**YOUR OBJECTIVE:** Go through the records below line by line. Count the lines with "chuyên" and give the count alone.

[Dataset listings of figures]
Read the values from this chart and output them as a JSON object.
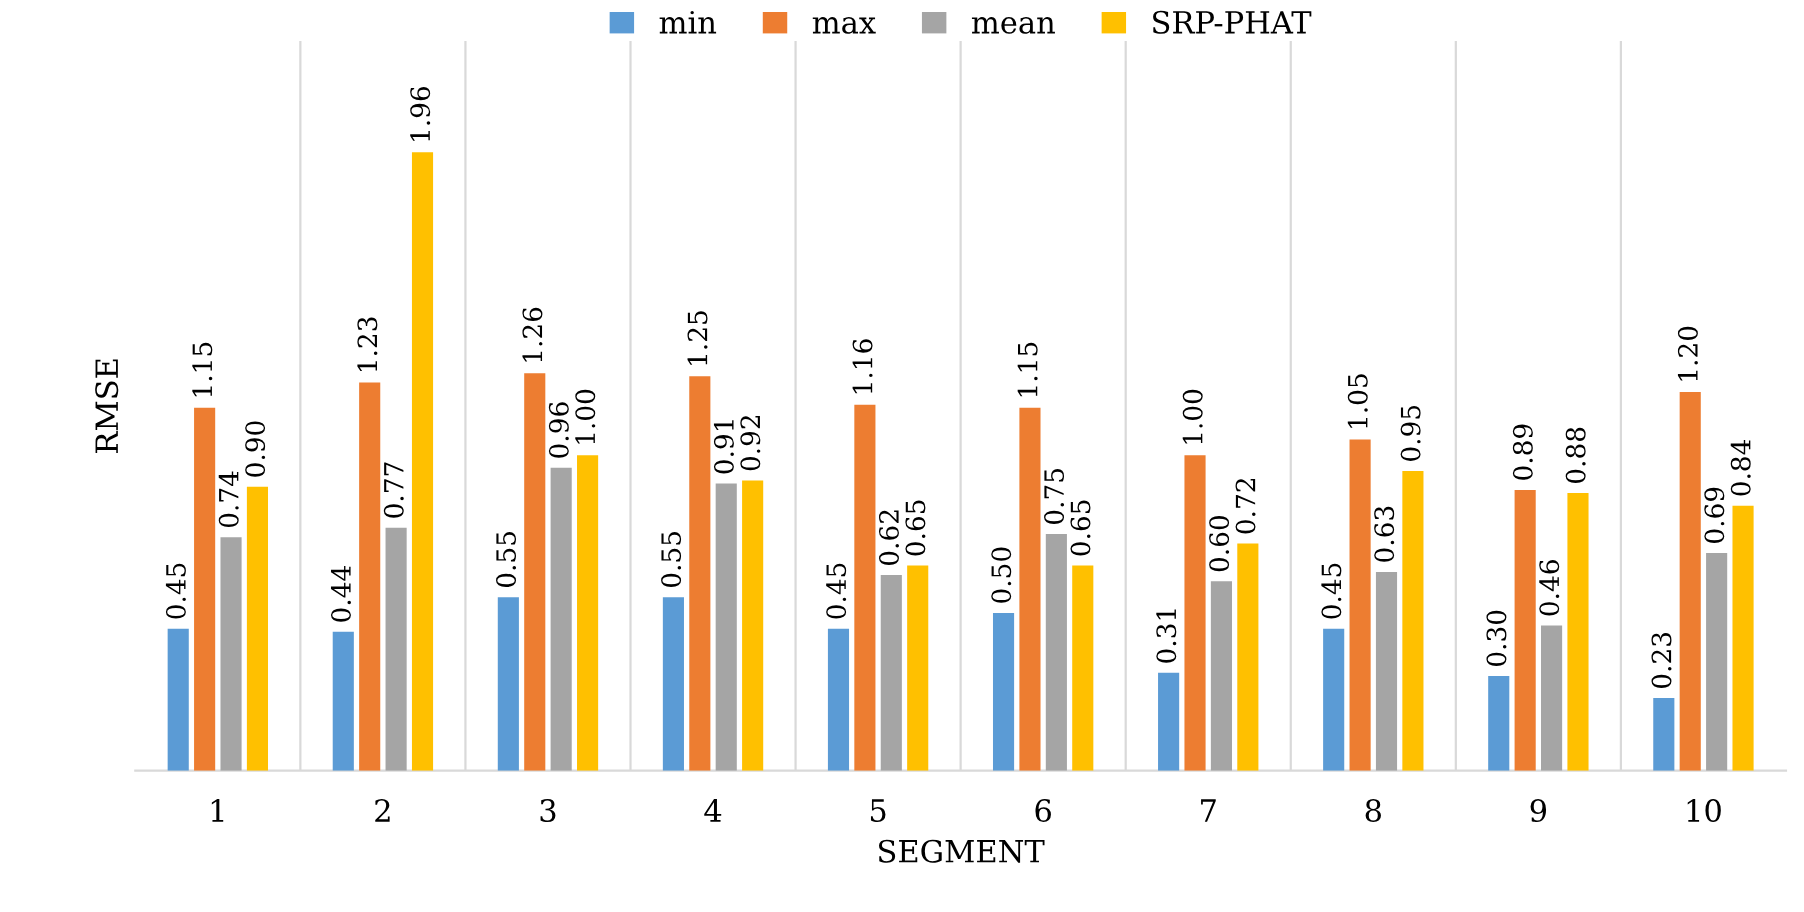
{
  "chart_data": {
    "type": "bar",
    "xlabel": "SEGMENT",
    "ylabel": "RMSE",
    "categories": [
      "1",
      "2",
      "3",
      "4",
      "5",
      "6",
      "7",
      "8",
      "9",
      "10"
    ],
    "series": [
      {
        "name": "min",
        "color": "#5b9bd5",
        "values": [
          0.45,
          0.44,
          0.55,
          0.55,
          0.45,
          0.5,
          0.31,
          0.45,
          0.3,
          0.23
        ],
        "value_labels": [
          "0.45",
          "0.44",
          "0.55",
          "0.55",
          "0.45",
          "0.50",
          "0.31",
          "0.45",
          "0.30",
          "0.23"
        ]
      },
      {
        "name": "max",
        "color": "#ed7d31",
        "values": [
          1.15,
          1.23,
          1.26,
          1.25,
          1.16,
          1.15,
          1.0,
          1.05,
          0.89,
          1.2
        ],
        "value_labels": [
          "1.15",
          "1.23",
          "1.26",
          "1.25",
          "1.16",
          "1.15",
          "1.00",
          "1.05",
          "0.89",
          "1.20"
        ]
      },
      {
        "name": "mean",
        "color": "#a5a5a5",
        "values": [
          0.74,
          0.77,
          0.96,
          0.91,
          0.62,
          0.75,
          0.6,
          0.63,
          0.46,
          0.69
        ],
        "value_labels": [
          "0.74",
          "0.77",
          "0.96",
          "0.91",
          "0.62",
          "0.75",
          "0.60",
          "0.63",
          "0.46",
          "0.69"
        ]
      },
      {
        "name": "SRP-PHAT",
        "color": "#ffc000",
        "values": [
          0.9,
          1.96,
          1.0,
          0.92,
          0.65,
          0.65,
          0.72,
          0.95,
          0.88,
          0.84
        ],
        "value_labels": [
          "0.90",
          "1.96",
          "1.00",
          "0.92",
          "0.65",
          "0.65",
          "0.72",
          "0.95",
          "0.88",
          "0.84"
        ]
      }
    ],
    "grid": "x",
    "legend": "top"
  }
}
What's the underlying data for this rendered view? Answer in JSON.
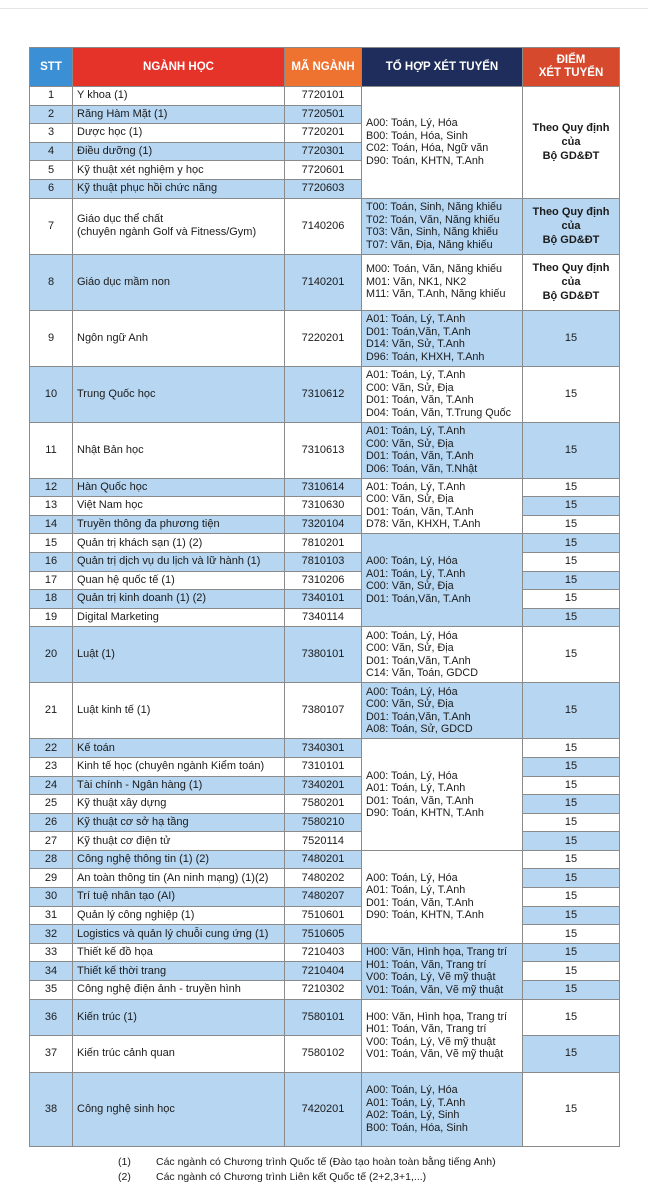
{
  "header": {
    "stt": "STT",
    "name": "NGÀNH HỌC",
    "code": "MÃ NGÀNH",
    "combo": "TỔ HỢP XÉT TUYỂN",
    "score": [
      "ĐIỂM",
      "XÉT TUYỂN"
    ],
    "colors": {
      "stt": "#3b8fd5",
      "name": "#e5332a",
      "code": "#ee7331",
      "combo": "#1e2d5c",
      "score": "#d6492c"
    }
  },
  "rows": [
    {
      "stt": "1",
      "name": [
        "Y khoa (1)"
      ],
      "code": "7720101"
    },
    {
      "stt": "2",
      "name": [
        "Răng Hàm Mặt (1)"
      ],
      "code": "7720501"
    },
    {
      "stt": "3",
      "name": [
        "Dược học (1)"
      ],
      "code": "7720201"
    },
    {
      "stt": "4",
      "name": [
        "Điều dưỡng (1)"
      ],
      "code": "7720301"
    },
    {
      "stt": "5",
      "name": [
        "Kỹ thuật xét nghiệm y học"
      ],
      "code": "7720601"
    },
    {
      "stt": "6",
      "name": [
        "Kỹ thuật phục hồi chức năng"
      ],
      "code": "7720603"
    },
    {
      "stt": "7",
      "name": [
        "Giáo dục thể chất",
        "(chuyên ngành Golf và Fitness/Gym)"
      ],
      "code": "7140206"
    },
    {
      "stt": "8",
      "name": [
        "Giáo dục mầm non"
      ],
      "code": "7140201"
    },
    {
      "stt": "9",
      "name": [
        "Ngôn ngữ Anh"
      ],
      "code": "7220201",
      "score": "15"
    },
    {
      "stt": "10",
      "name": [
        "Trung Quốc học"
      ],
      "code": "7310612",
      "score": "15"
    },
    {
      "stt": "11",
      "name": [
        "Nhật Bản học"
      ],
      "code": "7310613",
      "score": "15"
    },
    {
      "stt": "12",
      "name": [
        "Hàn Quốc học"
      ],
      "code": "7310614",
      "score": "15"
    },
    {
      "stt": "13",
      "name": [
        "Việt Nam học"
      ],
      "code": "7310630",
      "score": "15"
    },
    {
      "stt": "14",
      "name": [
        "Truyền thông đa phương tiện"
      ],
      "code": "7320104",
      "score": "15"
    },
    {
      "stt": "15",
      "name": [
        "Quản trị khách sạn (1) (2)"
      ],
      "code": "7810201",
      "score": "15"
    },
    {
      "stt": "16",
      "name": [
        "Quản trị dịch vụ du lịch và lữ hành (1)"
      ],
      "code": "7810103",
      "score": "15"
    },
    {
      "stt": "17",
      "name": [
        "Quan hệ quốc tế (1)"
      ],
      "code": "7310206",
      "score": "15"
    },
    {
      "stt": "18",
      "name": [
        "Quản trị kinh doanh (1) (2)"
      ],
      "code": "7340101",
      "score": "15"
    },
    {
      "stt": "19",
      "name": [
        "Digital Marketing"
      ],
      "code": "7340114",
      "score": "15"
    },
    {
      "stt": "20",
      "name": [
        "Luật (1)"
      ],
      "code": "7380101",
      "score": "15"
    },
    {
      "stt": "21",
      "name": [
        "Luật kinh tế (1)"
      ],
      "code": "7380107",
      "score": "15"
    },
    {
      "stt": "22",
      "name": [
        "Kế toán"
      ],
      "code": "7340301",
      "score": "15"
    },
    {
      "stt": "23",
      "name": [
        "Kinh tế học (chuyên ngành Kiểm toán)"
      ],
      "code": "7310101",
      "score": "15"
    },
    {
      "stt": "24",
      "name": [
        "Tài chính - Ngân hàng (1)"
      ],
      "code": "7340201",
      "score": "15"
    },
    {
      "stt": "25",
      "name": [
        "Kỹ thuật xây dựng"
      ],
      "code": "7580201",
      "score": "15"
    },
    {
      "stt": "26",
      "name": [
        "Kỹ thuật cơ sở hạ tầng"
      ],
      "code": "7580210",
      "score": "15"
    },
    {
      "stt": "27",
      "name": [
        "Kỹ thuật cơ điện tử"
      ],
      "code": "7520114",
      "score": "15"
    },
    {
      "stt": "28",
      "name": [
        "Công nghệ thông tin (1) (2)"
      ],
      "code": "7480201",
      "score": "15"
    },
    {
      "stt": "29",
      "name": [
        "An toàn thông tin (An ninh mạng) (1)(2)"
      ],
      "code": "7480202",
      "score": "15"
    },
    {
      "stt": "30",
      "name": [
        "Trí tuệ nhân tạo (AI)"
      ],
      "code": "7480207",
      "score": "15"
    },
    {
      "stt": "31",
      "name": [
        "Quản lý công nghiệp (1)"
      ],
      "code": "7510601",
      "score": "15"
    },
    {
      "stt": "32",
      "name": [
        "Logistics và quản lý chuỗi cung ứng (1)"
      ],
      "code": "7510605",
      "score": "15"
    },
    {
      "stt": "33",
      "name": [
        "Thiết kế đồ họa"
      ],
      "code": "7210403",
      "score": "15"
    },
    {
      "stt": "34",
      "name": [
        "Thiết kế thời trang"
      ],
      "code": "7210404",
      "score": "15"
    },
    {
      "stt": "35",
      "name": [
        "Công nghệ điện ảnh - truyền hình"
      ],
      "code": "7210302",
      "score": "15"
    },
    {
      "stt": "36",
      "name": [
        "Kiến trúc (1)"
      ],
      "code": "7580101",
      "score": "15"
    },
    {
      "stt": "37",
      "name": [
        "Kiến trúc cảnh quan"
      ],
      "code": "7580102",
      "score": "15"
    },
    {
      "stt": "38",
      "name": [
        "Công nghệ sinh học"
      ],
      "code": "7420201",
      "score": "15"
    }
  ],
  "score_groups": [
    {
      "from": 1,
      "to": 6,
      "lines": [
        "Theo Quy định",
        "của",
        "Bộ GD&ĐT"
      ]
    },
    {
      "from": 7,
      "to": 7,
      "lines": [
        "Theo Quy định",
        "của",
        "Bộ GD&ĐT"
      ]
    },
    {
      "from": 8,
      "to": 8,
      "lines": [
        "Theo Quy định",
        "của",
        "Bộ GD&ĐT"
      ]
    }
  ],
  "combo_groups": [
    {
      "from": 1,
      "to": 6,
      "lines": [
        "A00: Toán, Lý, Hóa",
        "B00: Toán, Hóa, Sinh",
        "C02: Toán, Hóa, Ngữ văn",
        "D90: Toán, KHTN, T.Anh"
      ]
    },
    {
      "from": 7,
      "to": 7,
      "lines": [
        "T00: Toán, Sinh, Năng khiếu",
        "T02: Toán, Văn, Năng khiếu",
        "T03: Văn, Sinh, Năng khiếu",
        "T07: Văn, Địa, Năng khiếu"
      ]
    },
    {
      "from": 8,
      "to": 8,
      "lines": [
        "M00: Toán, Văn, Năng khiếu",
        "M01: Văn, NK1, NK2",
        "M11: Văn, T.Anh, Năng khiếu"
      ]
    },
    {
      "from": 9,
      "to": 9,
      "lines": [
        "A01: Toán, Lý, T.Anh",
        "D01: Toán,Văn, T.Anh",
        "D14: Văn, Sử,  T.Anh",
        "D96: Toán, KHXH, T.Anh"
      ]
    },
    {
      "from": 10,
      "to": 10,
      "lines": [
        "A01: Toán, Lý, T.Anh",
        "C00: Văn, Sử, Địa",
        "D01: Toán, Văn, T.Anh",
        "D04: Toán, Văn, T.Trung Quốc"
      ]
    },
    {
      "from": 11,
      "to": 11,
      "lines": [
        "A01: Toán, Lý, T.Anh",
        "C00: Văn, Sử, Địa",
        "D01: Toán, Văn, T.Anh",
        "D06: Toán, Văn, T.Nhật"
      ]
    },
    {
      "from": 12,
      "to": 14,
      "lines": [
        "A01: Toán, Lý, T.Anh",
        "C00: Văn, Sử, Địa",
        "D01: Toán, Văn, T.Anh",
        "D78: Văn, KHXH, T.Anh"
      ]
    },
    {
      "from": 15,
      "to": 19,
      "lines": [
        "A00: Toán, Lý, Hóa",
        "A01: Toán, Lý, T.Anh",
        "C00: Văn, Sử, Địa",
        "D01: Toán,Văn, T.Anh"
      ]
    },
    {
      "from": 20,
      "to": 20,
      "lines": [
        "A00: Toán, Lý, Hóa",
        "C00: Văn, Sử, Địa",
        "D01: Toán,Văn, T.Anh",
        "C14: Văn, Toán, GDCD"
      ]
    },
    {
      "from": 21,
      "to": 21,
      "lines": [
        "A00: Toán, Lý, Hóa",
        "C00: Văn, Sử, Địa",
        "D01: Toán,Văn, T.Anh",
        "A08: Toán, Sử, GDCD"
      ]
    },
    {
      "from": 22,
      "to": 27,
      "lines": [
        "A00: Toán, Lý, Hóa",
        "A01: Toán, Lý, T.Anh",
        "D01: Toán, Văn, T.Anh",
        "D90: Toán, KHTN, T.Anh"
      ]
    },
    {
      "from": 28,
      "to": 32,
      "lines": [
        "A00: Toán, Lý, Hóa",
        "A01: Toán, Lý, T.Anh",
        "D01: Toán, Văn, T.Anh",
        "D90: Toán, KHTN, T.Anh"
      ]
    },
    {
      "from": 33,
      "to": 35,
      "lines": [
        "H00: Văn, Hình họa, Trang trí",
        "H01: Toán, Văn, Trang trí",
        "V00: Toán, Lý, Vẽ mỹ thuật",
        "V01: Toán, Văn, Vẽ mỹ thuật"
      ]
    },
    {
      "from": 36,
      "to": 37,
      "lines": [
        "H00: Văn, Hình họa, Trang trí",
        "H01: Toán, Văn, Trang trí",
        "V00: Toán, Lý, Vẽ mỹ thuật",
        "V01: Toán, Văn, Vẽ mỹ thuật"
      ]
    },
    {
      "from": 38,
      "to": 38,
      "lines": [
        "A00: Toán, Lý, Hóa",
        "A01: Toán, Lý, T.Anh",
        "A02: Toán, Lý, Sinh",
        "B00: Toán, Hóa, Sinh"
      ]
    }
  ],
  "notes": [
    {
      "mark": "(1)",
      "text": "Các ngành có Chương trình Quốc tế (Đào tạo hoàn toàn bằng tiếng Anh)"
    },
    {
      "mark": "(2)",
      "text": "Các ngành có Chương trình Liên kết Quốc tế (2+2,3+1,...)"
    }
  ]
}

**COMPLETE RESPONSE:** 2